* _Stated exercise_
Where the string "Беларусь" occurs in the material below, report the whole line.

(Dataset rows about figures)
##########

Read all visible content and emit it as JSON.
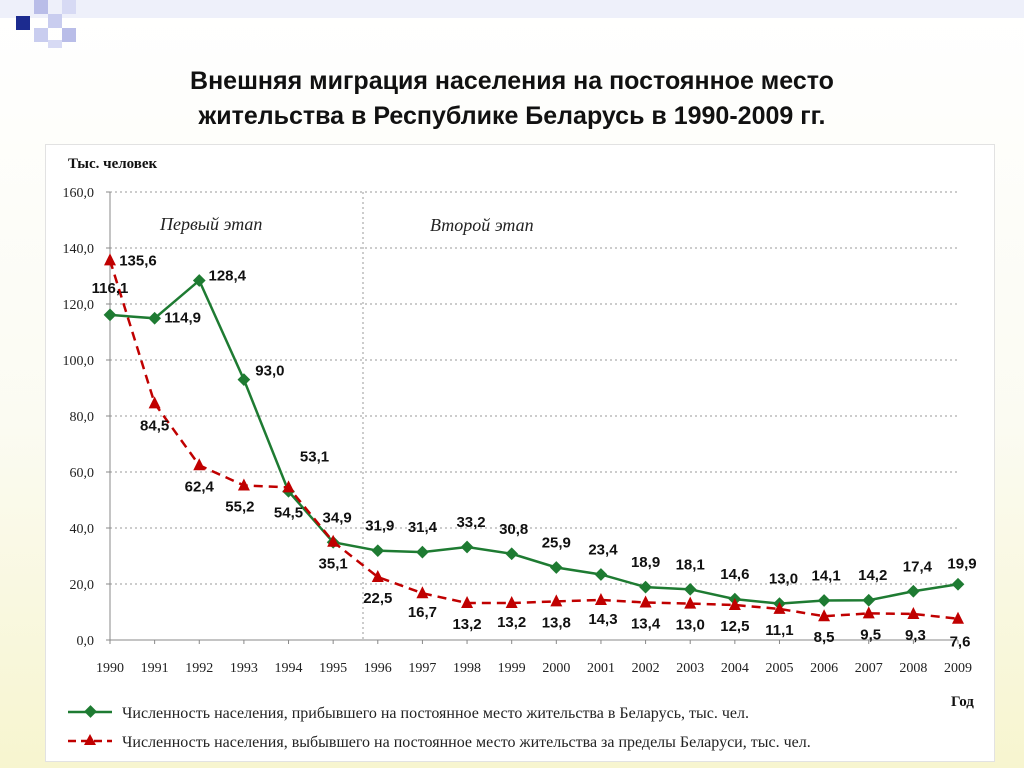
{
  "slide": {
    "title_line1": "Внешняя миграция населения на постоянное место",
    "title_line2": "жительства в Республике Беларусь в 1990-2009 гг."
  },
  "chart_data": {
    "type": "line",
    "ylabel": "Тыс. человек",
    "xlabel": "Год",
    "ylim": [
      0,
      160
    ],
    "yticks": [
      "0,0",
      "20,0",
      "40,0",
      "60,0",
      "80,0",
      "100,0",
      "120,0",
      "140,0",
      "160,0"
    ],
    "grid": true,
    "legend_position": "bottom",
    "categories": [
      "1990",
      "1991",
      "1992",
      "1993",
      "1994",
      "1995",
      "1996",
      "1997",
      "1998",
      "1999",
      "2000",
      "2001",
      "2002",
      "2003",
      "2004",
      "2005",
      "2006",
      "2007",
      "2008",
      "2009"
    ],
    "annotations": [
      {
        "text": "Первый этап"
      },
      {
        "text": "Второй этап"
      }
    ],
    "series": [
      {
        "name": "Численность населения, прибывшего на постоянное место жительства в Беларусь, тыс. чел.",
        "color": "#1e7b32",
        "style": "solid",
        "marker": "diamond",
        "values": [
          116.1,
          114.9,
          128.4,
          93.0,
          53.1,
          34.9,
          31.9,
          31.4,
          33.2,
          30.8,
          25.9,
          23.4,
          18.9,
          18.1,
          14.6,
          13.0,
          14.1,
          14.2,
          17.4,
          19.9
        ],
        "labels": [
          "116,1",
          "114,9",
          "128,4",
          "93,0",
          "53,1",
          "34,9",
          "31,9",
          "31,4",
          "33,2",
          "30,8",
          "25,9",
          "23,4",
          "18,9",
          "18,1",
          "14,6",
          "13,0",
          "14,1",
          "14,2",
          "17,4",
          "19,9"
        ]
      },
      {
        "name": "Численность населения, выбывшего на постоянное место жительства за пределы Беларуси, тыс. чел.",
        "color": "#c00000",
        "style": "dashed",
        "marker": "triangle",
        "values": [
          135.6,
          84.5,
          62.4,
          55.2,
          54.5,
          35.1,
          22.5,
          16.7,
          13.2,
          13.2,
          13.8,
          14.3,
          13.4,
          13.0,
          12.5,
          11.1,
          8.5,
          9.5,
          9.3,
          7.6
        ],
        "labels": [
          "135,6",
          "84,5",
          "62,4",
          "55,2",
          "54,5",
          "35,1",
          "22,5",
          "16,7",
          "13,2",
          "13,2",
          "13,8",
          "14,3",
          "13,4",
          "13,0",
          "12,5",
          "11,1",
          "8,5",
          "9,5",
          "9,3",
          "7,6"
        ]
      }
    ]
  }
}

##########

* _Exercise answer_
    "title_line2": "жительства в Республике Беларусь в 1990-2009 гг."
        "name": "Численность населения, прибывшего на постоянное место жительства в Беларусь, тыс. чел.",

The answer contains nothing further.